[SOURCE EXTRACT]
In a new feature for the Tor UK blog, authors share their favorite scenes from film, TV, and books. The wonderful Brian Staveley, author of the David Gemmell Morningstar Award winner The Emperor’s Blades and its sequel The Providence of Fire, explains why one little drink in Clint Eastwood’s Unforgiven leads to so much trouble…
I was a sophomore in high school when I first saw Clint Eastwood’s Unforgiven. I hated it.
I’d been raised on HS&GS—Horse Shit and Gun Smoke, my dad’s acronym for Westerns—and I’d come to expect a few things out of a movie starring Eastwood. I expected him to grimace. I expected him to slouch indifferently in his saddle as he rode into town. And, more than anything, I expected him to kick ass.
In the opening scenes of Unforgiven, however, Eastwood’s character—William Munny—can’t shoot a can off a post at twenty paces. He’s a tired, over-the-hill gunslinger, a man who’s lost his will, nerve, and savagery, an outlaw turned pig farmer who falls in the mud whenever he tries to catch a pig. There are hints and intimations that he used to be dangerous, deadly, terrifying—especially when he was drunk, which used to be all the time—but by the time the movie starts, he’s sworn off both violence and whisky. He’s desperate for money—needs to take care of his two kids—and so he reluctantly accepts One Last Job. It seems unlikely that he’ll succeed at it. In fact, he doesn’t seem likely to succeed at anything. For the first four-fifths of the movie he looks, moves, and talks like a busted up old man. As a high school sophomore, I wanted nothing more than for him to get over it, to get his act together and start shooting people. That’s what I was there for!
Then we come to THE SCENE. William Munny’s old (and only) friend, the only truly likeable character in the movie, a character Munny dragged into this job, has been brutally killed. We, the audience, learn the news at the same time as Munny himself, and we’re so amazed at this turn of events, so focused on figuring out just how things could have gone so horribly wrong, that we don’t even notice (at least, I didn’t) that Munny has quietly taken the whisky bottle and started drinking.

[WHAT YOU NEED TO DO]
1. In the Unforgiven essay, why did the author hate the movie as a high school sophomore? Answer in one to three sentences.
2. Print the part of the Unforgiven essay that opens with the words "In a new feature" and closes with "I hated it.".

[ENTRIES PROVIDED]
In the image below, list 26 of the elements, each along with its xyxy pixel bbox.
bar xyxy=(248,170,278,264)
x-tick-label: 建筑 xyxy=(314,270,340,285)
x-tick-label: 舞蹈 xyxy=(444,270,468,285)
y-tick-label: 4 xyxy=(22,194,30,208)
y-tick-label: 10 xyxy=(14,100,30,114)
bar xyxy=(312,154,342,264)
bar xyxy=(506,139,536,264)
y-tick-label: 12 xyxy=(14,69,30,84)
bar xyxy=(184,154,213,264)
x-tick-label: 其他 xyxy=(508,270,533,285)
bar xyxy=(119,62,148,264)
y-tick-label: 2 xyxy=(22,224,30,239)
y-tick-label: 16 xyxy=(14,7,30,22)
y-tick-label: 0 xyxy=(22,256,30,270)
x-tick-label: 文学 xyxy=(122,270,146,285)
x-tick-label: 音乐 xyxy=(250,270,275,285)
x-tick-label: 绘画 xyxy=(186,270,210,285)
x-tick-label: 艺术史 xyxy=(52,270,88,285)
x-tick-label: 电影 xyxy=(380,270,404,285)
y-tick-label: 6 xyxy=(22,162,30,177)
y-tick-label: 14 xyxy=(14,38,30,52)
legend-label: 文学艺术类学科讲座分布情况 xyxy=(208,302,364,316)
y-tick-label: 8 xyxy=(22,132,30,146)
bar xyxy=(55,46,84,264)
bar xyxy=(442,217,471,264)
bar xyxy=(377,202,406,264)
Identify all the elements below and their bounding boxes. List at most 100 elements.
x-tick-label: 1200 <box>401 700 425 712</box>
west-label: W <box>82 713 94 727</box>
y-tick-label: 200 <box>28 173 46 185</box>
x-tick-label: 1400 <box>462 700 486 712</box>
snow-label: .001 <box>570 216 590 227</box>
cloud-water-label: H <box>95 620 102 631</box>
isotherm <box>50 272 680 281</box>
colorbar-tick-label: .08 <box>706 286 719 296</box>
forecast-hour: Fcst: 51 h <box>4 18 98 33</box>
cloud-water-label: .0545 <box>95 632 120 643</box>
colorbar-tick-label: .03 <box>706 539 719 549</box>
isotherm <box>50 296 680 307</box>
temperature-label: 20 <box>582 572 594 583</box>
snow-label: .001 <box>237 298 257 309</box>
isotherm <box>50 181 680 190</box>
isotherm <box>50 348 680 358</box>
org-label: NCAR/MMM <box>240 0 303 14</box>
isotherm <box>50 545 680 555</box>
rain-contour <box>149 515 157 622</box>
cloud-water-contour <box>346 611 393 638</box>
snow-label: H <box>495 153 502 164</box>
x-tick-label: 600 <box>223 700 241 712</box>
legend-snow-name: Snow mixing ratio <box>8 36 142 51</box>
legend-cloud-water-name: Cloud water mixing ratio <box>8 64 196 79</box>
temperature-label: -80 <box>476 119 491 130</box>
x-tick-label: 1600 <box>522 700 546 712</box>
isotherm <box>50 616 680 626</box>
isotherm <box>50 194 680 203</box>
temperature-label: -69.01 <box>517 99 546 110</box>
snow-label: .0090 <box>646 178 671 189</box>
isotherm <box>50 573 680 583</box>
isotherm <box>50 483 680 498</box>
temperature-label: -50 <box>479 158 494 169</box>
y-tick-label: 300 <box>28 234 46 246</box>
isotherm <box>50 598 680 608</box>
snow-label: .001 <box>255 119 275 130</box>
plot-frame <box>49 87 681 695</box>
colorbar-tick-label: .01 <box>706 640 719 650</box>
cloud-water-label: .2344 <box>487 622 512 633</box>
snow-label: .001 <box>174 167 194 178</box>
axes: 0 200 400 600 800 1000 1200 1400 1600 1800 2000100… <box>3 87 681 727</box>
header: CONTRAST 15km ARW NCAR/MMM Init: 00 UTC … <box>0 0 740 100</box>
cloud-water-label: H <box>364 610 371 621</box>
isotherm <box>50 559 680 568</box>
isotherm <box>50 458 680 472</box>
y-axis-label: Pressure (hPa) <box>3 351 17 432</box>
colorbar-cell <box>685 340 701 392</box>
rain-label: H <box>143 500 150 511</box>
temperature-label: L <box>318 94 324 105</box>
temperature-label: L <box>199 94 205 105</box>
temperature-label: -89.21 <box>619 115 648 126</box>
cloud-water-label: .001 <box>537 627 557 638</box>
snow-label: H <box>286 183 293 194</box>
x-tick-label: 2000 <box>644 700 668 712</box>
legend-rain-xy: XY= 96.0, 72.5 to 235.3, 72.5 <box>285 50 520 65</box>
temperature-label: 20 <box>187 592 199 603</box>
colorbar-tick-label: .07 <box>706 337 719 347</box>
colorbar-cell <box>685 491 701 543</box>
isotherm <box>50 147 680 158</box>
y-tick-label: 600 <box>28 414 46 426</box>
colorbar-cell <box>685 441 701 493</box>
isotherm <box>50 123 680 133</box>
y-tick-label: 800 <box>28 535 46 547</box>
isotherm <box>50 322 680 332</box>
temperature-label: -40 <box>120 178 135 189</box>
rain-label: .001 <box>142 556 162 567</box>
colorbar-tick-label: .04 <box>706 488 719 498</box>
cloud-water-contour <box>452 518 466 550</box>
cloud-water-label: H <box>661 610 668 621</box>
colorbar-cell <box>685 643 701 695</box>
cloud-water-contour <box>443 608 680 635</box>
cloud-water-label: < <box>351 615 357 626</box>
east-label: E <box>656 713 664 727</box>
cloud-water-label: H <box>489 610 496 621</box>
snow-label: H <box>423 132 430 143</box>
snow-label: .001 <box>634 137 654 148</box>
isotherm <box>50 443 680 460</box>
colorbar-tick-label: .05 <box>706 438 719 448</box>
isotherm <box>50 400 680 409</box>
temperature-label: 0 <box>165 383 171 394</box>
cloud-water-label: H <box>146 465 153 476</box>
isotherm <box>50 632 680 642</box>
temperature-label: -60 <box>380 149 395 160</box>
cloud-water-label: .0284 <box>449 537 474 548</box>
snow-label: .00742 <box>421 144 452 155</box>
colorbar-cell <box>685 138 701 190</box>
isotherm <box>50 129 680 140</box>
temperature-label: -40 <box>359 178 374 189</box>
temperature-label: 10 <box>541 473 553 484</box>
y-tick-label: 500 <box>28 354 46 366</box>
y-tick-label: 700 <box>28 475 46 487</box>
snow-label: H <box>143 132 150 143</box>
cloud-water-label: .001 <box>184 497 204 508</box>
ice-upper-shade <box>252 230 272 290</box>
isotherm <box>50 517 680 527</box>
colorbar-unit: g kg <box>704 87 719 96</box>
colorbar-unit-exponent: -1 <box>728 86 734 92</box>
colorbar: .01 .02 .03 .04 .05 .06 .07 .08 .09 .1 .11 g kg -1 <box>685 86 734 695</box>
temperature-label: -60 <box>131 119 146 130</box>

[TASK-BY-TASK RESULTS]
1. He had been raised on Westerns and expected Eastwood to grimace, slouch in his saddle, and above all kick ass. Instead, for most of the movie, Eastwood's William Munny is a tired, over-the-hill gunslinger who can't shoot a can off a post and looks, moves, and talks like a busted-up old man. The author wanted him to pull himself together and start shooting people.

2.
In a new feature for the Tor UK blog, authors share their favorite scenes from film, TV, and books. The wonderful Brian Staveley, author of the David Gemmell Morningstar Award winner The Emperor’s Blades and its sequel The Providence of Fire, explains why one little drink in Clint Eastwood’s Unforgiven leads to so much trouble…
I was a sophomore in high school when I first saw Clint Eastwood’s Unforgiven. I hated it.